## Exercise input
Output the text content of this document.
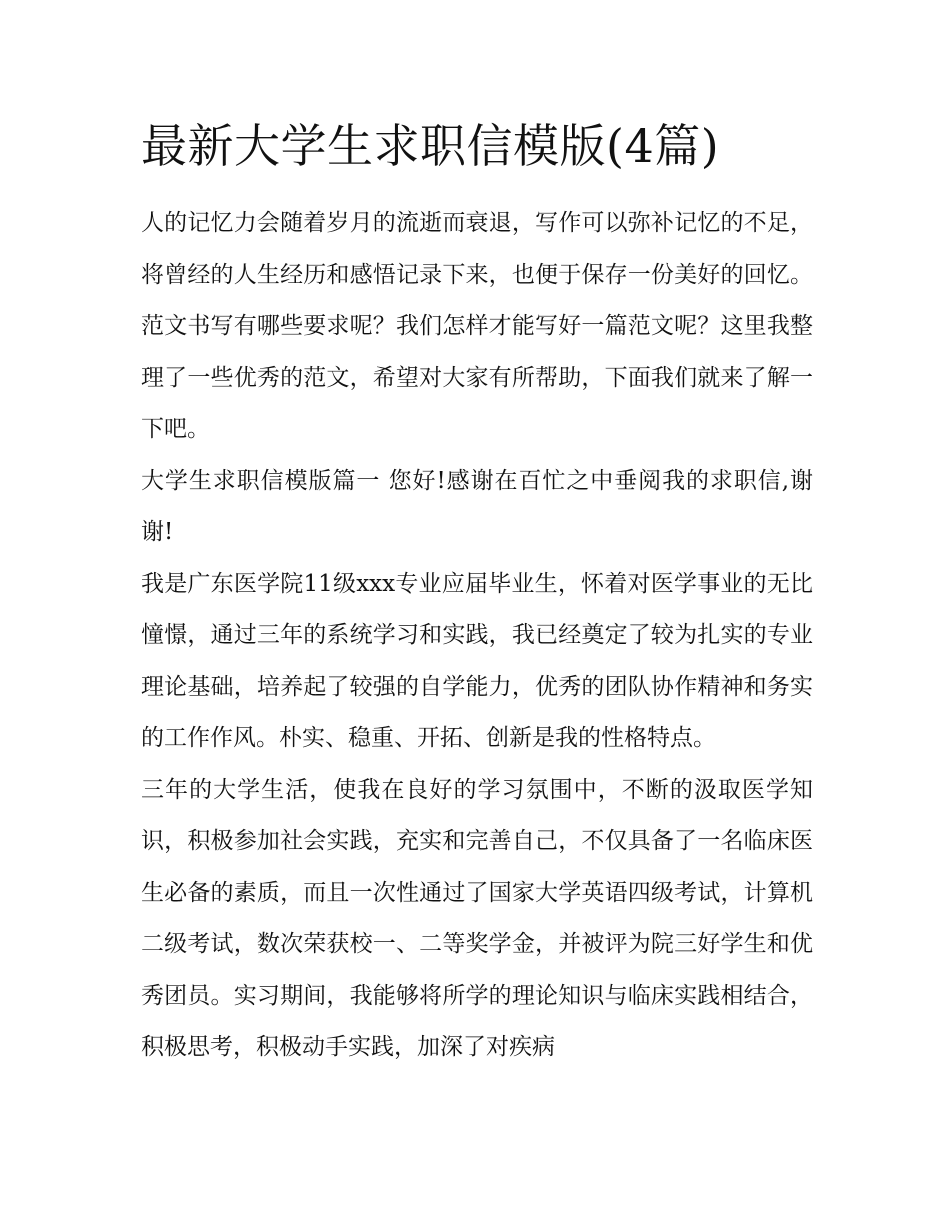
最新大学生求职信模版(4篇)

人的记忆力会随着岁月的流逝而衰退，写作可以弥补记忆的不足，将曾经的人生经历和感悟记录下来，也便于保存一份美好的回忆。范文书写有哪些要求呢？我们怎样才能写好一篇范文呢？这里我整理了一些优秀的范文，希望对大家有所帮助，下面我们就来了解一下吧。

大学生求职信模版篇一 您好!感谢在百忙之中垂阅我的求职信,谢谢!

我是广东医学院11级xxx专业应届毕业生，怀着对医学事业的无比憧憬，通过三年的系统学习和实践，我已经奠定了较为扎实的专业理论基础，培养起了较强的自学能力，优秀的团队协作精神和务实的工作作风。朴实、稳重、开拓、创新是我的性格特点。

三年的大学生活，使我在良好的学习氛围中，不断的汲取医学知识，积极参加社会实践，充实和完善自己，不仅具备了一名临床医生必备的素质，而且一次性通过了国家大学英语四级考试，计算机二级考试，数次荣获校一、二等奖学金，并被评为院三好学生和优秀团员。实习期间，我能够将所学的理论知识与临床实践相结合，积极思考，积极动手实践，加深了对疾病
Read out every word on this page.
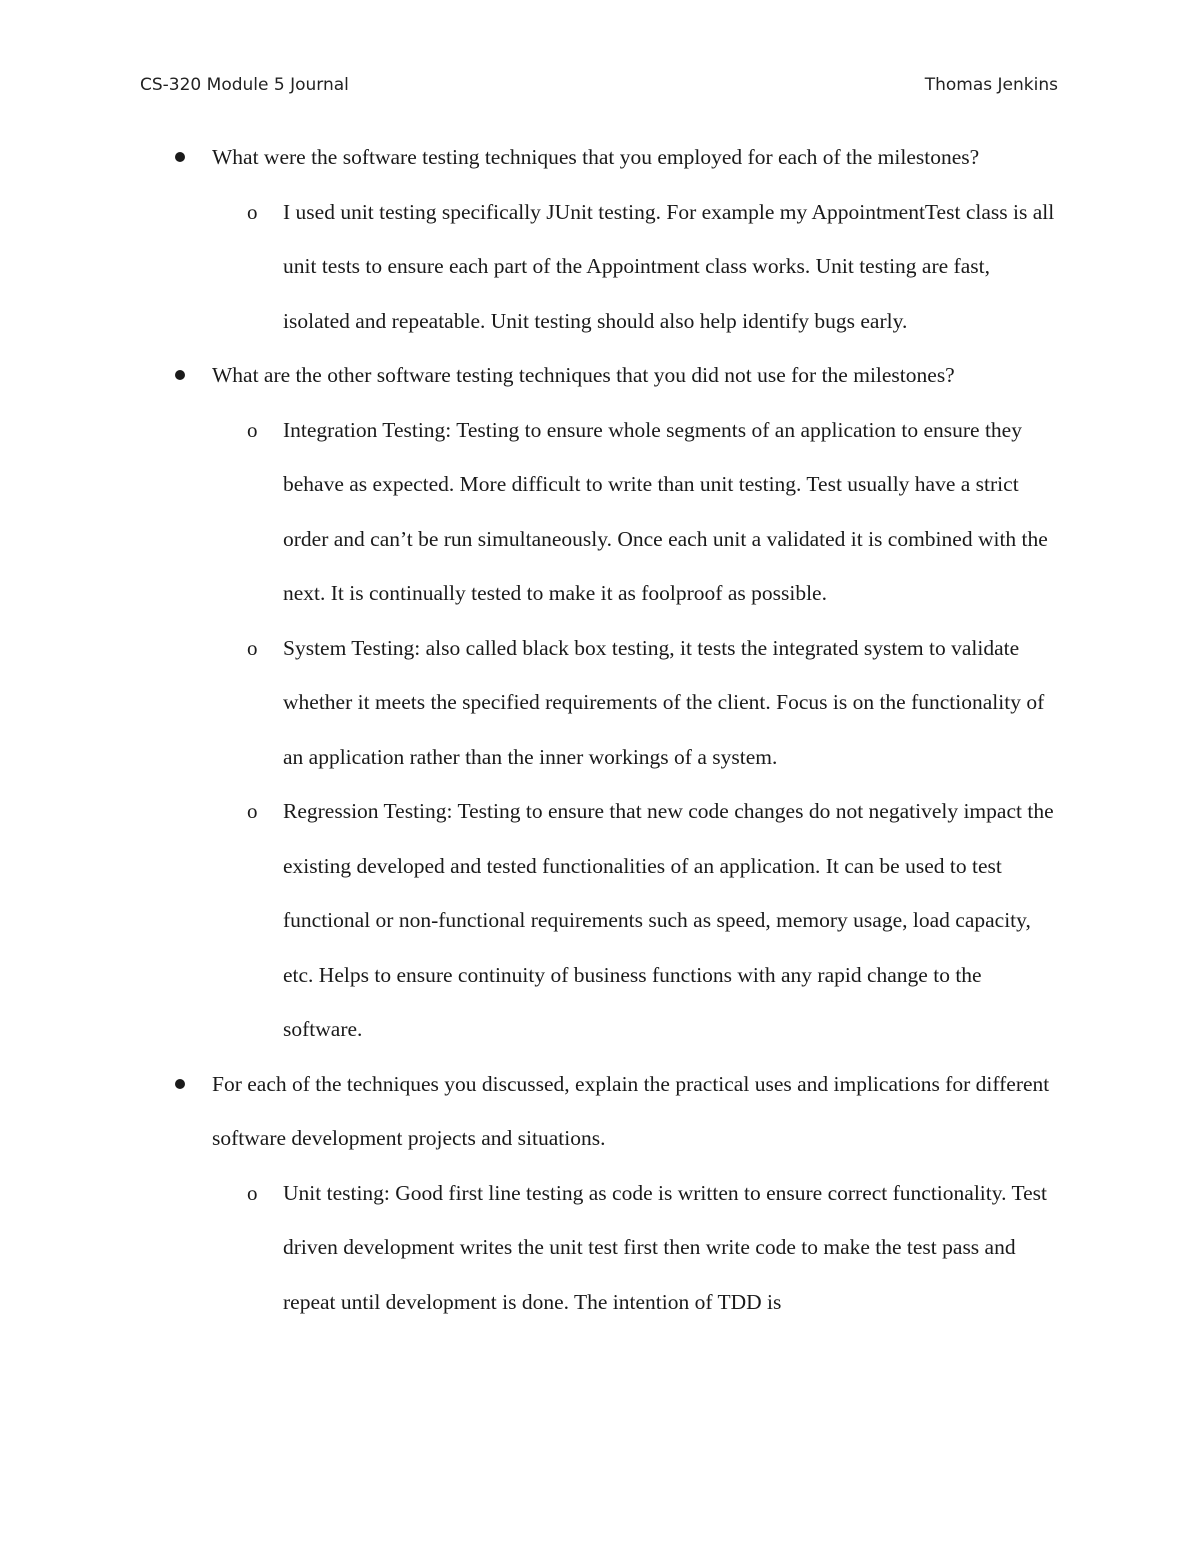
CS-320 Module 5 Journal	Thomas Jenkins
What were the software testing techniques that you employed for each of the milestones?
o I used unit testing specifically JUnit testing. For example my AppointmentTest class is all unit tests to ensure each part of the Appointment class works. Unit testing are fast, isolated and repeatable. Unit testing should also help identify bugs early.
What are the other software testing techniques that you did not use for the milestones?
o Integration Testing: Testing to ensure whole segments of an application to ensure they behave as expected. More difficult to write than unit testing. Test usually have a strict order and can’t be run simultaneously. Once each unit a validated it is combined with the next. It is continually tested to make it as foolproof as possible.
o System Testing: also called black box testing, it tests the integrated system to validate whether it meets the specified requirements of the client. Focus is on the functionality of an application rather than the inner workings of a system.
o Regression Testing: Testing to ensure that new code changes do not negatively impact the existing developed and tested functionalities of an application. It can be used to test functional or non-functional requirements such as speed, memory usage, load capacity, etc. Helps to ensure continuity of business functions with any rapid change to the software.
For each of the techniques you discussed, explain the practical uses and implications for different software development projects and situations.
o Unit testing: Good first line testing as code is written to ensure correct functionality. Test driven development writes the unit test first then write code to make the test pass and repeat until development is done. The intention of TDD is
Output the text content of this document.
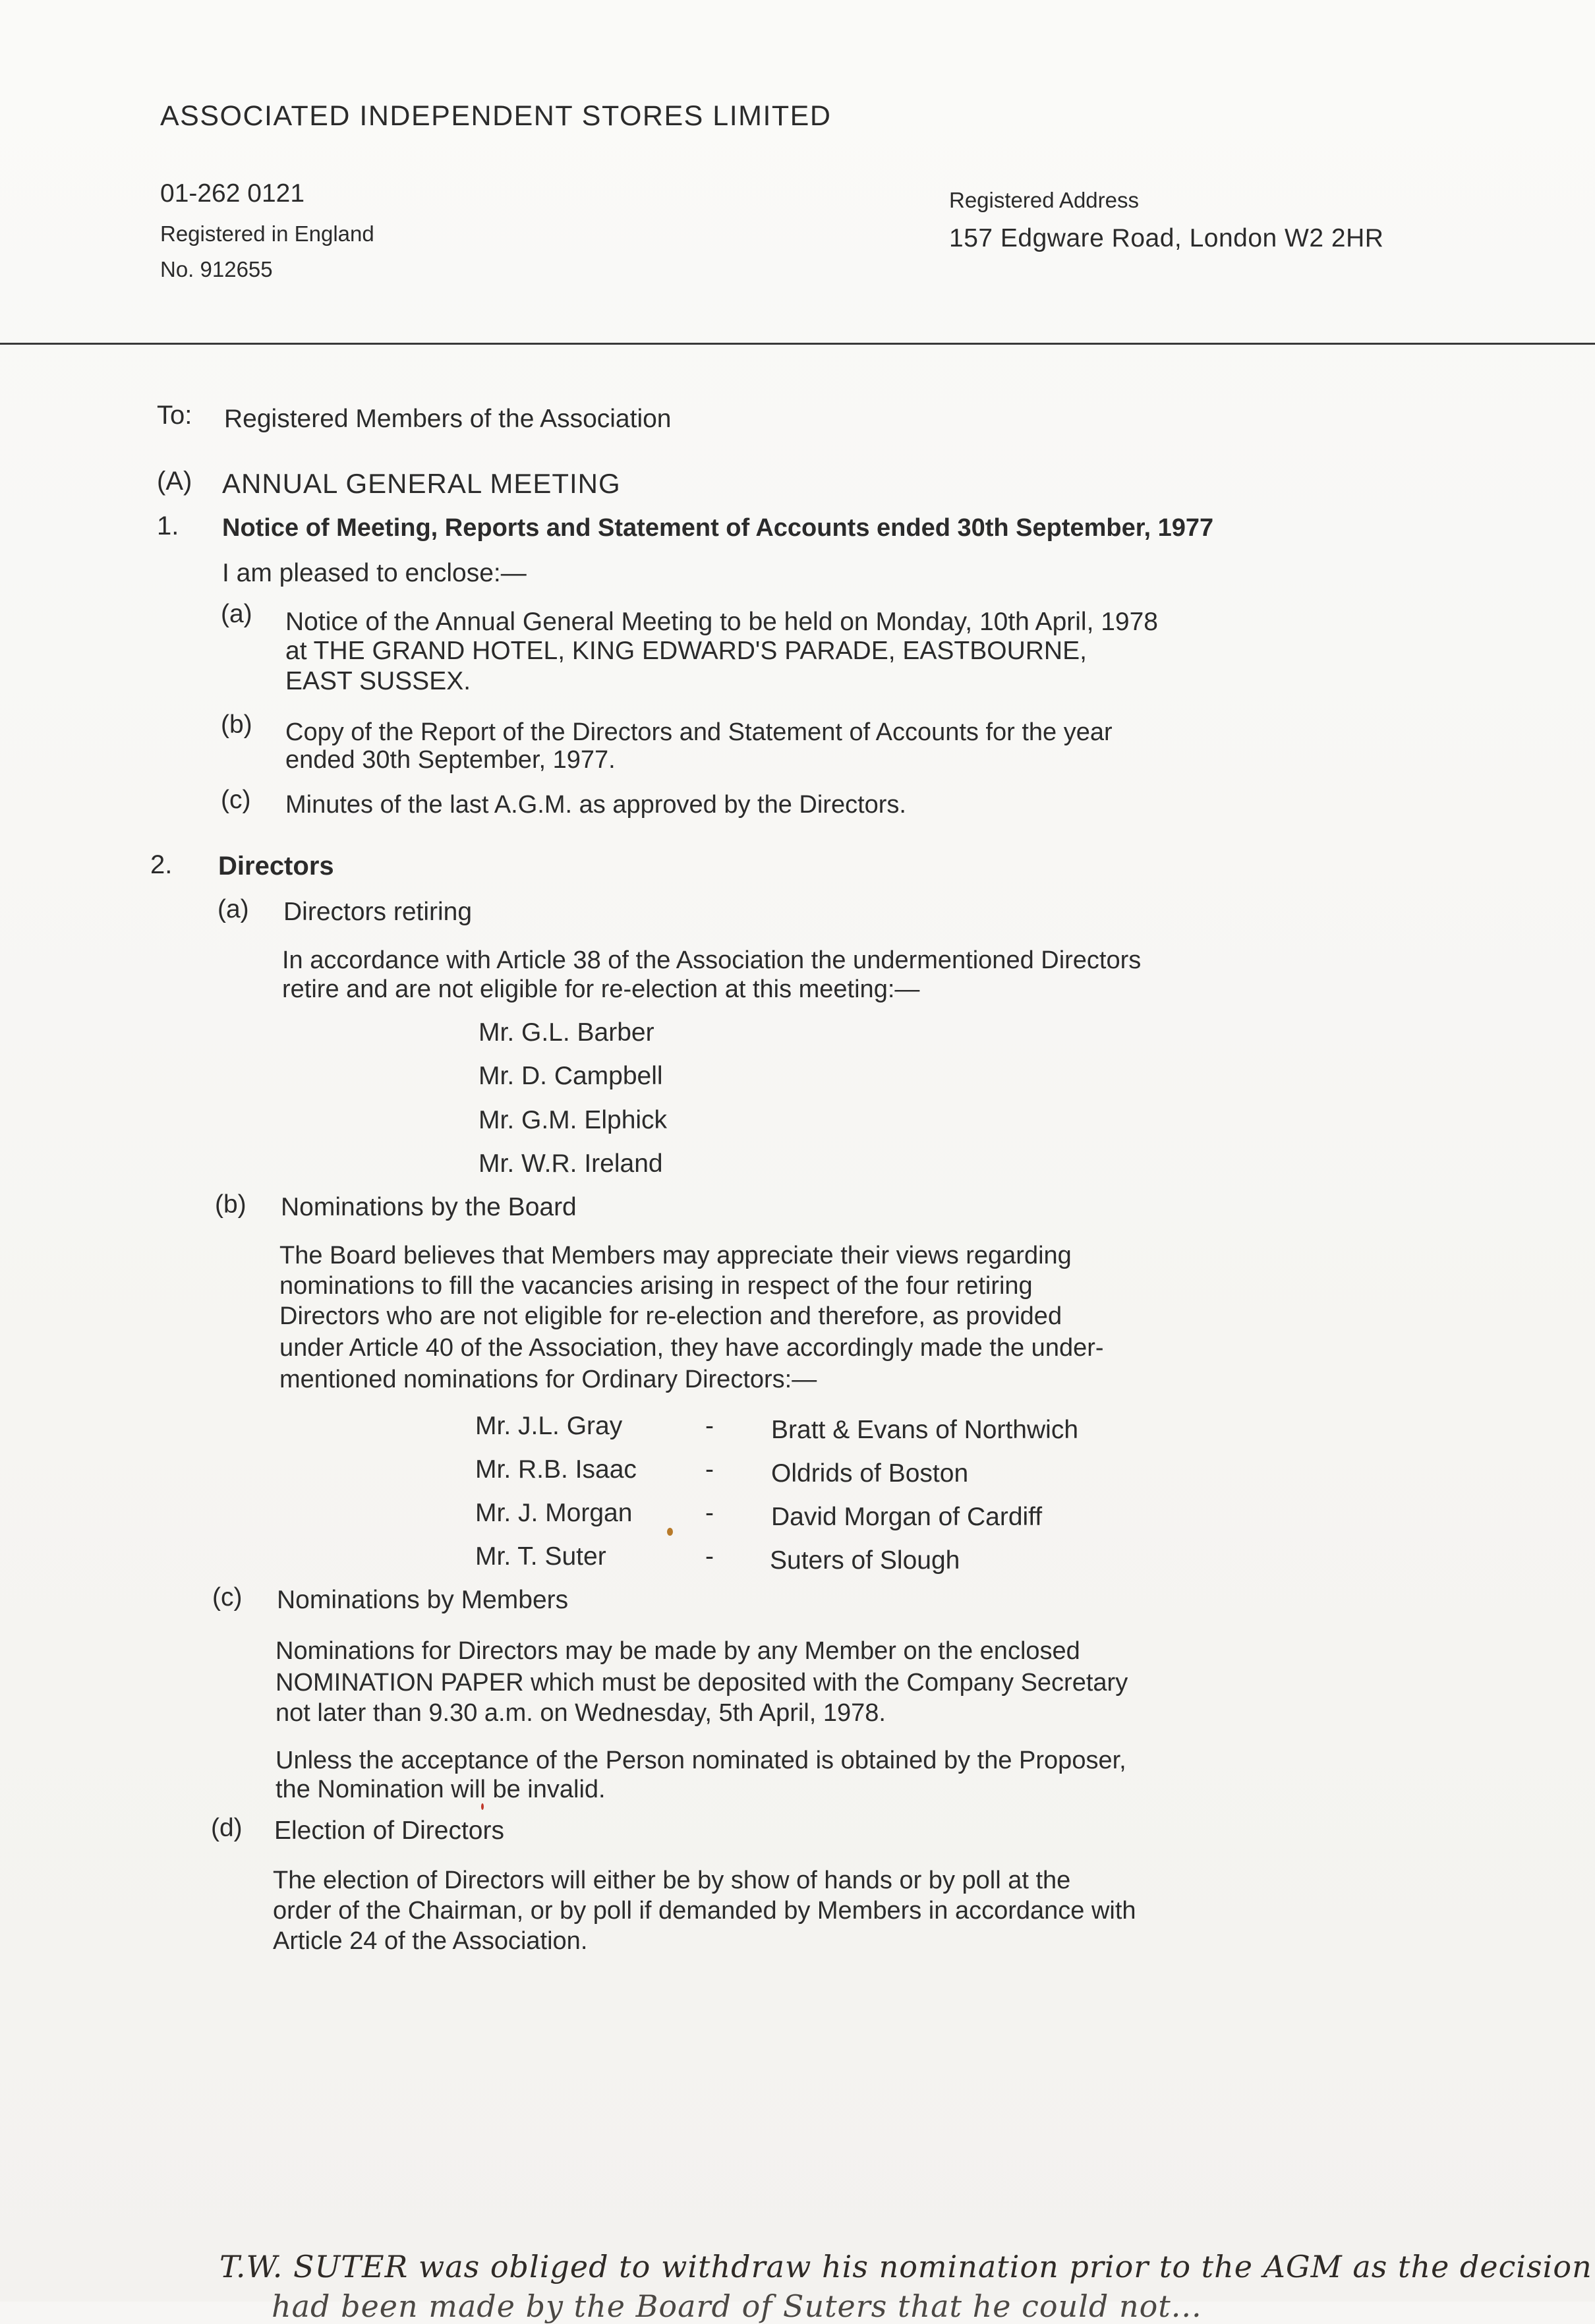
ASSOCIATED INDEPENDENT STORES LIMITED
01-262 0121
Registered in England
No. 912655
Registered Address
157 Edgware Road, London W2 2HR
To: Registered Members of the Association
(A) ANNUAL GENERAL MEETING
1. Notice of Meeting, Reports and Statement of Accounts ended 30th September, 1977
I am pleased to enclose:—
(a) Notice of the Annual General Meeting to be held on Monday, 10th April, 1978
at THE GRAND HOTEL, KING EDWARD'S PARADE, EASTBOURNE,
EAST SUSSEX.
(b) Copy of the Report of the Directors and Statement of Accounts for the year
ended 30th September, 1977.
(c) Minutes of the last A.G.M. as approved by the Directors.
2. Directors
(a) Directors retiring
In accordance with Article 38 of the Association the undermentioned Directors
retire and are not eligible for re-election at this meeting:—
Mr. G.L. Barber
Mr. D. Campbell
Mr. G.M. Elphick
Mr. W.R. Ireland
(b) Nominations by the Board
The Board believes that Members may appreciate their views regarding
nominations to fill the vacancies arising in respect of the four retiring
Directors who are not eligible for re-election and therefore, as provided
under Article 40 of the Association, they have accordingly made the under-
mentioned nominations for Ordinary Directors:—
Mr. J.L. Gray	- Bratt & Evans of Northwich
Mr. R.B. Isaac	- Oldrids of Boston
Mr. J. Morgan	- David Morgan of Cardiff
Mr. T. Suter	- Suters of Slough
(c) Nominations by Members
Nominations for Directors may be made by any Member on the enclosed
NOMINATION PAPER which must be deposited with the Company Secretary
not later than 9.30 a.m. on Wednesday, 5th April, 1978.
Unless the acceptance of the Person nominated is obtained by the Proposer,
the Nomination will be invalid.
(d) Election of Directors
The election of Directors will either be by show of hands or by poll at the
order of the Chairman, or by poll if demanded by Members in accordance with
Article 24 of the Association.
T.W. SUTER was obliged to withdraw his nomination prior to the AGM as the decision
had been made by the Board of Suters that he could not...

## Exercise objective
Print each of the records above exactly as written, leaving no picture in the copy.

## Answer for this exercise
Output the text content of this document.
最新大学生求职信模版(4篇)

人的记忆力会随着岁月的流逝而衰退，写作可以弥补记忆的不足，将曾经的人生经历和感悟记录下来，也便于保存一份美好的回忆。范文书写有哪些要求呢？我们怎样才能写好一篇范文呢？这里我整理了一些优秀的范文，希望对大家有所帮助，下面我们就来了解一下吧。

大学生求职信模版篇一 您好!感谢在百忙之中垂阅我的求职信,谢谢!

我是广东医学院11级xxx专业应届毕业生，怀着对医学事业的无比憧憬，通过三年的系统学习和实践，我已经奠定了较为扎实的专业理论基础，培养起了较强的自学能力，优秀的团队协作精神和务实的工作作风。朴实、稳重、开拓、创新是我的性格特点。

三年的大学生活，使我在良好的学习氛围中，不断的汲取医学知识，积极参加社会实践，充实和完善自己，不仅具备了一名临床医生必备的素质，而且一次性通过了国家大学英语四级考试，计算机二级考试，数次荣获校一、二等奖学金，并被评为院三好学生和优秀团员。实习期间，我能够将所学的理论知识与临床实践相结合，积极思考，积极动手实践，加深了对疾病
Read out every word on this page.
CS-320 Module 5 Journal	Thomas Jenkins
What were the software testing techniques that you employed for each of the milestones?
o I used unit testing specifically JUnit testing. For example my AppointmentTest class is all unit tests to ensure each part of the Appointment class works. Unit testing are fast, isolated and repeatable. Unit testing should also help identify bugs early.
What are the other software testing techniques that you did not use for the milestones?
o Integration Testing: Testing to ensure whole segments of an application to ensure they behave as expected. More difficult to write than unit testing. Test usually have a strict order and can’t be run simultaneously. Once each unit a validated it is combined with the next. It is continually tested to make it as foolproof as possible.
o System Testing: also called black box testing, it tests the integrated system to validate whether it meets the specified requirements of the client. Focus is on the functionality of an application rather than the inner workings of a system.
o Regression Testing: Testing to ensure that new code changes do not negatively impact the existing developed and tested functionalities of an application. It can be used to test functional or non-functional requirements such as speed, memory usage, load capacity, etc. Helps to ensure continuity of business functions with any rapid change to the software.
For each of the techniques you discussed, explain the practical uses and implications for different software development projects and situations.
o Unit testing: Good first line testing as code is written to ensure correct functionality. Test driven development writes the unit test first then write code to make the test pass and repeat until development is done. The intention of TDD is
Output the text content of this document.
ASSOCIATED INDEPENDENT STORES LIMITED
01-262 0121
Registered in England
No. 912655
Registered Address
157 Edgware Road, London W2 2HR
To: Registered Members of the Association
(A) ANNUAL GENERAL MEETING
1. Notice of Meeting, Reports and Statement of Accounts ended 30th September, 1977
I am pleased to enclose:—
(a) Notice of the Annual General Meeting to be held on Monday, 10th April, 1978
at THE GRAND HOTEL, KING EDWARD'S PARADE, EASTBOURNE,
EAST SUSSEX.
(b) Copy of the Report of the Directors and Statement of Accounts for the year
ended 30th September, 1977.
(c) Minutes of the last A.G.M. as approved by the Directors.
2. Directors
(a) Directors retiring
In accordance with Article 38 of the Association the undermentioned Directors
retire and are not eligible for re-election at this meeting:—
Mr. G.L. Barber
Mr. D. Campbell
Mr. G.M. Elphick
Mr. W.R. Ireland
(b) Nominations by the Board
The Board believes that Members may appreciate their views regarding
nominations to fill the vacancies arising in respect of the four retiring
Directors who are not eligible for re-election and therefore, as provided
under Article 40 of the Association, they have accordingly made the under-
mentioned nominations for Ordinary Directors:—
Mr. J.L. Gray	- Bratt & Evans of Northwich
Mr. R.B. Isaac	- Oldrids of Boston
Mr. J. Morgan	- David Morgan of Cardiff
Mr. T. Suter	- Suters of Slough
(c) Nominations by Members
Nominations for Directors may be made by any Member on the enclosed
NOMINATION PAPER which must be deposited with the Company Secretary
not later than 9.30 a.m. on Wednesday, 5th April, 1978.
Unless the acceptance of the Person nominated is obtained by the Proposer,
the Nomination will be invalid.
(d) Election of Directors
The election of Directors will either be by show of hands or by poll at the
order of the Chairman, or by poll if demanded by Members in accordance with
Article 24 of the Association.
T.W. SUTER was obliged to withdraw his nomination prior to the AGM as the decision
had been made by the Board of Suters that he could not...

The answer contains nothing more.